Exercise brief: Find the lines holding "this" and copy them.

------------------------------------

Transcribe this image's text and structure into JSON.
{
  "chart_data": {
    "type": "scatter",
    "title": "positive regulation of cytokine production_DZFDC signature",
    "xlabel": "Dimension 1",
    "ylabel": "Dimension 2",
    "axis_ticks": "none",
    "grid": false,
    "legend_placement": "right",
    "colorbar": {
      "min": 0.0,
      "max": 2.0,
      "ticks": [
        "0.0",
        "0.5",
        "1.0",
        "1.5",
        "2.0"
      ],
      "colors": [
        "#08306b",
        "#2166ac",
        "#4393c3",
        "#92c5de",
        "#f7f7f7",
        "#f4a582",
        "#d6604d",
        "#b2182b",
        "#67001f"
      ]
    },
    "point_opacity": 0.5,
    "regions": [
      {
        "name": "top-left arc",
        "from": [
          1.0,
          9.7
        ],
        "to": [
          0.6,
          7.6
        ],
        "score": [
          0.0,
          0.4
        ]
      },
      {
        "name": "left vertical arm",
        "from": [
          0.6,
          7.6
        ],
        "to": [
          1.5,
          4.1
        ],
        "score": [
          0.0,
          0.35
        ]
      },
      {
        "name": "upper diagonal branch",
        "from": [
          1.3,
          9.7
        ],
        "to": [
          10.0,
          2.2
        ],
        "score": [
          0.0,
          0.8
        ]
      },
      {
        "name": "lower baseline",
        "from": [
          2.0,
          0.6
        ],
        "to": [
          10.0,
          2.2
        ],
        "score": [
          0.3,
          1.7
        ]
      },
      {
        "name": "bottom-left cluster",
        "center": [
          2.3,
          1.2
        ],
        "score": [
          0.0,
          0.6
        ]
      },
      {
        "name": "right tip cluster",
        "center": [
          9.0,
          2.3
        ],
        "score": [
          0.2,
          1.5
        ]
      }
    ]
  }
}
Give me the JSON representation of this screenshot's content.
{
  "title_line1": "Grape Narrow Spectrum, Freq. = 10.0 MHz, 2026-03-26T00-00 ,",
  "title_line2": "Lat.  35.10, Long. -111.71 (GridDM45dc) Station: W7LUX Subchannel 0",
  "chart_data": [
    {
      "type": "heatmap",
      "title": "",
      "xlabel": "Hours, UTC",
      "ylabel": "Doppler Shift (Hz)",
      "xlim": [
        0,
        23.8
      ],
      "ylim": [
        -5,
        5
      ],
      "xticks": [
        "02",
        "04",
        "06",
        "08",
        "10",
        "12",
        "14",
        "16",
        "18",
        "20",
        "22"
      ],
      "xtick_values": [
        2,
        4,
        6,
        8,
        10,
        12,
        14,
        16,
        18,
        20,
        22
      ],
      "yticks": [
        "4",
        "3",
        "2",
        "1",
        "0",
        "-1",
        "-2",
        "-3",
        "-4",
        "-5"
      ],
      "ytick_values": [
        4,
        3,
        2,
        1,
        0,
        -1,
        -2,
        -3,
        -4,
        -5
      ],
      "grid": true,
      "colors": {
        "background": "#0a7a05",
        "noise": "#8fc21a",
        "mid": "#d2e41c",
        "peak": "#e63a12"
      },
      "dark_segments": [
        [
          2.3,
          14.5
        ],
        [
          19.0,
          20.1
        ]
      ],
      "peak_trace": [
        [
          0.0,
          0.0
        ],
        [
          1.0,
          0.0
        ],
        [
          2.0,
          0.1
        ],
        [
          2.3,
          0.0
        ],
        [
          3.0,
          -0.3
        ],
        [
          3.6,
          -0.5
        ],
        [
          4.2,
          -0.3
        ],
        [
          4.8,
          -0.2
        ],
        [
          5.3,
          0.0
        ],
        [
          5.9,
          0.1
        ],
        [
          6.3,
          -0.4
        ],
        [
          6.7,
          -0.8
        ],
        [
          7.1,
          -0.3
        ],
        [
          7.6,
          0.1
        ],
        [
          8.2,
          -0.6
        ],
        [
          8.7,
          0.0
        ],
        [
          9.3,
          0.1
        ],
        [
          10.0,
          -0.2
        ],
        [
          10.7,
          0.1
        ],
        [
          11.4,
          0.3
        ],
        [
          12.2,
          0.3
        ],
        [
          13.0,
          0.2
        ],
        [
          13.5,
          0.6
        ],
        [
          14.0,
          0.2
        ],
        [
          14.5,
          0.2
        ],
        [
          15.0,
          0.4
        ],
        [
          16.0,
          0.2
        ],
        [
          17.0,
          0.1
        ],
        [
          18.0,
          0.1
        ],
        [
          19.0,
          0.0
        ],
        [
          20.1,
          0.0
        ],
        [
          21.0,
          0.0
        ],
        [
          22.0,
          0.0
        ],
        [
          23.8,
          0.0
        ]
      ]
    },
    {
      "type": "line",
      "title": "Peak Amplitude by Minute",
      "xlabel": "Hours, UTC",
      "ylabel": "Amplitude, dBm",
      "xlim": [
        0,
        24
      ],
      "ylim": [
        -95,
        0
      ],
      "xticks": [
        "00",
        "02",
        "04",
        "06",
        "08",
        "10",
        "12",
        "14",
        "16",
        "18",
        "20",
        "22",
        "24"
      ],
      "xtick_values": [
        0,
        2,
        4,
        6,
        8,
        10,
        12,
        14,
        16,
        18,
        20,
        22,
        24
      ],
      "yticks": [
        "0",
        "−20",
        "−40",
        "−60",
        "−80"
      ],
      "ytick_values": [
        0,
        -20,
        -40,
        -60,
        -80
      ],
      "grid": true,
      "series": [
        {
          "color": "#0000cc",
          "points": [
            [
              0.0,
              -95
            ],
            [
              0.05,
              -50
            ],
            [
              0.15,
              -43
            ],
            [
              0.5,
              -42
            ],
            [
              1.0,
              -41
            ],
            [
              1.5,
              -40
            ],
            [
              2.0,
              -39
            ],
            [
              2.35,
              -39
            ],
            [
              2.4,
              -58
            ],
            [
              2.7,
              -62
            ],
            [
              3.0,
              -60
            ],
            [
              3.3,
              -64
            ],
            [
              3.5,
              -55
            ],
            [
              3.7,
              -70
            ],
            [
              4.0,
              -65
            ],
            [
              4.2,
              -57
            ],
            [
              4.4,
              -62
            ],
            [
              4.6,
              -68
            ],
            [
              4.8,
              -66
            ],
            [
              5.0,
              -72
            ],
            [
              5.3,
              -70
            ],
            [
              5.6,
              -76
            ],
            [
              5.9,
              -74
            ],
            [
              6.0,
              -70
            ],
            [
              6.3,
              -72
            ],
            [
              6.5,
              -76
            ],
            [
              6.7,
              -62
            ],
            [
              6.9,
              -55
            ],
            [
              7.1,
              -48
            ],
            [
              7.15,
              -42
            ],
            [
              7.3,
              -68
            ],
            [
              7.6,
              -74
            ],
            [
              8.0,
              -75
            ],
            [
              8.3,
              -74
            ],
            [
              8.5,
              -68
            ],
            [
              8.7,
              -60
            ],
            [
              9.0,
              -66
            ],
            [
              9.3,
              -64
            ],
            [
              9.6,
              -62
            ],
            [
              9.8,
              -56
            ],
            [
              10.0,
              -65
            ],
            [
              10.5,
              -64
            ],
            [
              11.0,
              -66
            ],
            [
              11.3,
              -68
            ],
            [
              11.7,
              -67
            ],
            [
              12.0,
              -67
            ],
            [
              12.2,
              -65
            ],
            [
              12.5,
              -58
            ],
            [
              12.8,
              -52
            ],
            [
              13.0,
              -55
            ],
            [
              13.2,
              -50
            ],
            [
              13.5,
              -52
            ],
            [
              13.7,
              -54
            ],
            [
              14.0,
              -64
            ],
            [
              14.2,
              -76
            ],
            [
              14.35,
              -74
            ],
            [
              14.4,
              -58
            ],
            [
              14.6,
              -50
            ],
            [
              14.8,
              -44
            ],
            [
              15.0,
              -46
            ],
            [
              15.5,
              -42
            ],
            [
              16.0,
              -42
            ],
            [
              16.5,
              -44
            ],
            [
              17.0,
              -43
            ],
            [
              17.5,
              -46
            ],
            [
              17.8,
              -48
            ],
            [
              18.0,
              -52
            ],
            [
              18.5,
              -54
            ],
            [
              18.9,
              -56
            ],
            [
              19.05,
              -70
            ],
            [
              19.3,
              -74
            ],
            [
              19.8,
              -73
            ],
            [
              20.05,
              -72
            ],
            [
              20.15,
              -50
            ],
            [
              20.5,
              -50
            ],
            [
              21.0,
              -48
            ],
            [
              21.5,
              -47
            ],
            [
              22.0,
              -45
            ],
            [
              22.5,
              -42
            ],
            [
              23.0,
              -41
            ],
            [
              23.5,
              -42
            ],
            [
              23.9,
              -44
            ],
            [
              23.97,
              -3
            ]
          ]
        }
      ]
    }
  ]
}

------------------------------------

Task solution:
Transcribe this image's text and structure into JSON.
Give me the JSON representation of this screenshot's content.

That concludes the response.